Each line holding the word "sensors" counts once; give the total and nothing more.

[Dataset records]

----

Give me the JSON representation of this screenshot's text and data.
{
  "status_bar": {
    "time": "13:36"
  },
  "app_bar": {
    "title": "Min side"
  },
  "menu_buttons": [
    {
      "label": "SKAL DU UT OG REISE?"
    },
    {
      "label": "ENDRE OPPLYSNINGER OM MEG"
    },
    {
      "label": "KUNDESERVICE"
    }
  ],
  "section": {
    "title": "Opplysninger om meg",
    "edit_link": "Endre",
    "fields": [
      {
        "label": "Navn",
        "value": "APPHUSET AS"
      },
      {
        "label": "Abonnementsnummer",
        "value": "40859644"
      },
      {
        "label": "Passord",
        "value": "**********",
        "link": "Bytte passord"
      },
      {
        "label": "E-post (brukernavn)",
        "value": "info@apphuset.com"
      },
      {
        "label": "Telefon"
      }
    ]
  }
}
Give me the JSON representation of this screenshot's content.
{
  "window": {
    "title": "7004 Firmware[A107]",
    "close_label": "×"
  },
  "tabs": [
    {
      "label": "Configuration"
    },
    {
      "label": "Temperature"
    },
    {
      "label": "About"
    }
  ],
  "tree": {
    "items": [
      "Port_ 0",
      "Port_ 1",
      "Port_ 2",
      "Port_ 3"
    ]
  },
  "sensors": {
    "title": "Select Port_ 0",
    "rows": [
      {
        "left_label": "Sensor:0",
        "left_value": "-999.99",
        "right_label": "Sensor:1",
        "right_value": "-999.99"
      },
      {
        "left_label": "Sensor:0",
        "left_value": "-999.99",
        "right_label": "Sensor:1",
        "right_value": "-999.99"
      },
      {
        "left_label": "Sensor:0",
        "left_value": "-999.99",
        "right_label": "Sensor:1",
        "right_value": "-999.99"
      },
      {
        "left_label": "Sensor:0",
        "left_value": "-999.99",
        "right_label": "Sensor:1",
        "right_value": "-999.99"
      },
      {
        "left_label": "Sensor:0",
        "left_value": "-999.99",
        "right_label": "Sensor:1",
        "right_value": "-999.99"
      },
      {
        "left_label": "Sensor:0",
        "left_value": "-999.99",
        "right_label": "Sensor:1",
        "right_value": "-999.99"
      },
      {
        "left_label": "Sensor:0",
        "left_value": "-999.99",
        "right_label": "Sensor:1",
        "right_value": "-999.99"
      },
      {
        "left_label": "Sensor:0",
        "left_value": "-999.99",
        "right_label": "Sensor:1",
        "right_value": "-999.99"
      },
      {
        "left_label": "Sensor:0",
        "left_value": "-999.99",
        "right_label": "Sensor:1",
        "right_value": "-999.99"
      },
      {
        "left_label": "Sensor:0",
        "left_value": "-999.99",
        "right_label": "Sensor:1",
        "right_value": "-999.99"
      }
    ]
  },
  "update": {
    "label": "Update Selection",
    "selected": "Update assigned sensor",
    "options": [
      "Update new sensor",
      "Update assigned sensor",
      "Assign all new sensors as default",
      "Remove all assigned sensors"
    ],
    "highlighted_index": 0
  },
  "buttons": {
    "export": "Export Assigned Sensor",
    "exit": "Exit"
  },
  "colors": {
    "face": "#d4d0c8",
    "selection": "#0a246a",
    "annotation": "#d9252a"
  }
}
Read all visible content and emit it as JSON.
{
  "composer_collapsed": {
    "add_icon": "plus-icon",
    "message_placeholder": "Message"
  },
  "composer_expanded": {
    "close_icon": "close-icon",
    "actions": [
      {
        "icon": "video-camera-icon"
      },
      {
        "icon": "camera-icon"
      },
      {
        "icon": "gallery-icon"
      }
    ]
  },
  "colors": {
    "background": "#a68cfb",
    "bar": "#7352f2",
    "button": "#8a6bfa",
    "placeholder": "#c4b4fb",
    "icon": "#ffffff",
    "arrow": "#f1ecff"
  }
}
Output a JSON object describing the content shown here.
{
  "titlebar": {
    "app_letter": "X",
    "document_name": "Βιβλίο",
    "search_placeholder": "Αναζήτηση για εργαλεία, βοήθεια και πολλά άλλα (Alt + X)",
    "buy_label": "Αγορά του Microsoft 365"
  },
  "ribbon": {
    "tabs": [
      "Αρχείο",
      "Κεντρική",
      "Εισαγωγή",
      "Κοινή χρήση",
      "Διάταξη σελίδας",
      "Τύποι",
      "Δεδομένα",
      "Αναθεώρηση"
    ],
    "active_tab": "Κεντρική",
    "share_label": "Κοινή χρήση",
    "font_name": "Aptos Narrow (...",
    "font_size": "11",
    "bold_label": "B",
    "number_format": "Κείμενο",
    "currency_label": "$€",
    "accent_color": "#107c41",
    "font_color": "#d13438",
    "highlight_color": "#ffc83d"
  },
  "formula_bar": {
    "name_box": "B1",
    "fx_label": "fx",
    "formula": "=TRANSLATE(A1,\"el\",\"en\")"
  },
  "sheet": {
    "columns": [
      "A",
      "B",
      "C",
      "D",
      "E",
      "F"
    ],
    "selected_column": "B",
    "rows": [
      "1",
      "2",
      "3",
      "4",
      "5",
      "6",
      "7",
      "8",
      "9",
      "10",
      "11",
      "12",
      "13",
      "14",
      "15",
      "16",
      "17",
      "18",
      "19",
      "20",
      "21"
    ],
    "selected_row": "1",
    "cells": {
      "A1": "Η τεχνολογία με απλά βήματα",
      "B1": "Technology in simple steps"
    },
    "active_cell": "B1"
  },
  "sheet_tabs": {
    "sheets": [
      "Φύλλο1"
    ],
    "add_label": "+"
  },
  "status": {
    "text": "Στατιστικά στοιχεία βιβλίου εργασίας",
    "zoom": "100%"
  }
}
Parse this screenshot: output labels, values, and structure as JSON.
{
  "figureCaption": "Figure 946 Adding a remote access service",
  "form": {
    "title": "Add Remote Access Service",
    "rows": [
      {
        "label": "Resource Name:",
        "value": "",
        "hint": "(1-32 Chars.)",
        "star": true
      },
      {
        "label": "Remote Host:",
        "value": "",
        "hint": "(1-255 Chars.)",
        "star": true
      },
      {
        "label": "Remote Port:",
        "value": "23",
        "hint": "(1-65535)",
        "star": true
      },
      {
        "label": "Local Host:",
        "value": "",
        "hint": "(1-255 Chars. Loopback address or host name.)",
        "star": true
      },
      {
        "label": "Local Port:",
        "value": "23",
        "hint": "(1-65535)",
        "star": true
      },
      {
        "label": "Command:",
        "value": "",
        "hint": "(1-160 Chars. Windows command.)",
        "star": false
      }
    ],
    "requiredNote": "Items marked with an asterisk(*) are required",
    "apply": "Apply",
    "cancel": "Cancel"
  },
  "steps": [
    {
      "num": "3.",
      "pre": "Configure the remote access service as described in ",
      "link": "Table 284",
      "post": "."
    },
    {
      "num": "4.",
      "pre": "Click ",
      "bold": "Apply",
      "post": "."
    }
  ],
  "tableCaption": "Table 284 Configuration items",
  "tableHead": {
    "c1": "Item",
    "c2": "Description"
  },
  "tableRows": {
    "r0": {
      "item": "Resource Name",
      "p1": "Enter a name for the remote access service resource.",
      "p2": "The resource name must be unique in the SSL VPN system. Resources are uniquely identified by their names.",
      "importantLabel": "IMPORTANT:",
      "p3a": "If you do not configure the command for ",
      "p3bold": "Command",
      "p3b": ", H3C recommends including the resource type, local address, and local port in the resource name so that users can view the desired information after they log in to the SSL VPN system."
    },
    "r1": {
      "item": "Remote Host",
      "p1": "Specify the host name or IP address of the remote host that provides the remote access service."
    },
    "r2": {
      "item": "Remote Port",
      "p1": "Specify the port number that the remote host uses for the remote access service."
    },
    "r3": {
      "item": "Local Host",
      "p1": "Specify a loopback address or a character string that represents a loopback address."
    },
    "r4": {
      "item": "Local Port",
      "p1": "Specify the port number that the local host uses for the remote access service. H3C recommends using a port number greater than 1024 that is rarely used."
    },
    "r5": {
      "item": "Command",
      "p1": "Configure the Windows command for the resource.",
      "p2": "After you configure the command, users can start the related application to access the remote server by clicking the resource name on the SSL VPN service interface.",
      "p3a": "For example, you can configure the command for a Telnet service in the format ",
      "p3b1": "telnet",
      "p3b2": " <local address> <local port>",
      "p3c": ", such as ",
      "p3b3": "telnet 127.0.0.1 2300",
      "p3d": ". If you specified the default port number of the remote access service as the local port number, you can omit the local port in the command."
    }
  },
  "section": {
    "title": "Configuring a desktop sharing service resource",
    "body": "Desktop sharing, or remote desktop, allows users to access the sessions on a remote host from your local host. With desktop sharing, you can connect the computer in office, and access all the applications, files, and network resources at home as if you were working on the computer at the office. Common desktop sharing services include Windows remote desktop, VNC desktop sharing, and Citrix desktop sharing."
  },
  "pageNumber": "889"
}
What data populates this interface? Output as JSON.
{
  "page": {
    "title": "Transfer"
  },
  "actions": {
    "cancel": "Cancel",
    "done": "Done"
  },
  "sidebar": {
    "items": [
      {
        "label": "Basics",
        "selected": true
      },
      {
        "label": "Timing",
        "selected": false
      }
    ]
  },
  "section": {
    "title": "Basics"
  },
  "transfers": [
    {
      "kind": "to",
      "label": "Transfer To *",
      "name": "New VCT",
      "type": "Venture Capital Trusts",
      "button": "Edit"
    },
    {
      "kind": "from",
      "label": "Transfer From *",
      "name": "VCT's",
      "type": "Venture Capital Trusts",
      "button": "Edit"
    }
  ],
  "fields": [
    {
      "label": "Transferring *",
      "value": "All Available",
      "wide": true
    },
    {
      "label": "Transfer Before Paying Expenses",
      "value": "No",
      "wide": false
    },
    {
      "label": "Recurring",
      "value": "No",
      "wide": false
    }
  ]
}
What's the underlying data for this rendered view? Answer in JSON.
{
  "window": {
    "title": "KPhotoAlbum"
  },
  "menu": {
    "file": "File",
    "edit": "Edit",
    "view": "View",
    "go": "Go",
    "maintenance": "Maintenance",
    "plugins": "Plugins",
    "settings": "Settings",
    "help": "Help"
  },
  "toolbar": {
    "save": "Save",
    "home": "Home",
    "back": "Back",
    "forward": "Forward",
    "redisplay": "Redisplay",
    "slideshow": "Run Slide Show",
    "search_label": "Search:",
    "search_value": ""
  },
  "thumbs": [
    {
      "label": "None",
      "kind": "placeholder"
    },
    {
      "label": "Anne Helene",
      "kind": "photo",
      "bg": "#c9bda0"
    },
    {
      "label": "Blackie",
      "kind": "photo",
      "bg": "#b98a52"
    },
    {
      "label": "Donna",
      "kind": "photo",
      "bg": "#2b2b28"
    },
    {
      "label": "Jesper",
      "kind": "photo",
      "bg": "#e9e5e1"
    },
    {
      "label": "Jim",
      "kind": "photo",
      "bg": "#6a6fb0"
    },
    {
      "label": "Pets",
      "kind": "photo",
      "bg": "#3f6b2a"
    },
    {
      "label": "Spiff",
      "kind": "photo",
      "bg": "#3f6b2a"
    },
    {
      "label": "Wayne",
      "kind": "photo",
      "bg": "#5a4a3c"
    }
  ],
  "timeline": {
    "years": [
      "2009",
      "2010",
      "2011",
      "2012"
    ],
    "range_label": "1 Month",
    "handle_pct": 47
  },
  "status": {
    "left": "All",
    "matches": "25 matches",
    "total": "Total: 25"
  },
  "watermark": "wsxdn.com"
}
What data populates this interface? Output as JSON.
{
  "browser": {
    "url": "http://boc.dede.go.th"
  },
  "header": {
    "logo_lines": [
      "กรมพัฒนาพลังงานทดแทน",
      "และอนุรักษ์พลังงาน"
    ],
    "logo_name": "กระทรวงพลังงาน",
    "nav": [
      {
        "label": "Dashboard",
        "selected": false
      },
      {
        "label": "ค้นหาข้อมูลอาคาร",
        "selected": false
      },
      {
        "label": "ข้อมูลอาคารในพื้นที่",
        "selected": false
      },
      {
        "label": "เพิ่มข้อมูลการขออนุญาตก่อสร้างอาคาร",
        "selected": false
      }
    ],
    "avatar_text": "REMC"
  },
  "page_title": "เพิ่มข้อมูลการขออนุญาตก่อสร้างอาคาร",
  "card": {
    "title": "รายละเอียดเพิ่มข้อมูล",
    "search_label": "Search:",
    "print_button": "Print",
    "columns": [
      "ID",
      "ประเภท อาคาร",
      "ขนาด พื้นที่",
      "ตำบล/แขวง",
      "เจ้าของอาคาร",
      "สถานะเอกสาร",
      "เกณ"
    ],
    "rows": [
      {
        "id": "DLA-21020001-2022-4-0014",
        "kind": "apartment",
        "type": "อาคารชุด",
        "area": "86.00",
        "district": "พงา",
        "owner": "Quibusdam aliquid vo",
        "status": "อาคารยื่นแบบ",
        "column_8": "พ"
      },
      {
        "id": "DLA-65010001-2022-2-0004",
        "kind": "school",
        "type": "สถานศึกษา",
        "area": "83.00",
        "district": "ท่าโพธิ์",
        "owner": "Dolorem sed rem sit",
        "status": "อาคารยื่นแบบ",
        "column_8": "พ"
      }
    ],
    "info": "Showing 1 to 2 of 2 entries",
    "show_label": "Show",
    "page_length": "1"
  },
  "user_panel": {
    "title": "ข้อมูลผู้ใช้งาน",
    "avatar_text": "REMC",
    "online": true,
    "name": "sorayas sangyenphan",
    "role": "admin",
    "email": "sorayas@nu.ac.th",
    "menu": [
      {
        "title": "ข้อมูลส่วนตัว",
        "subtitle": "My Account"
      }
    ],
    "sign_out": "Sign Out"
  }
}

----

• [Result for this exercise] 3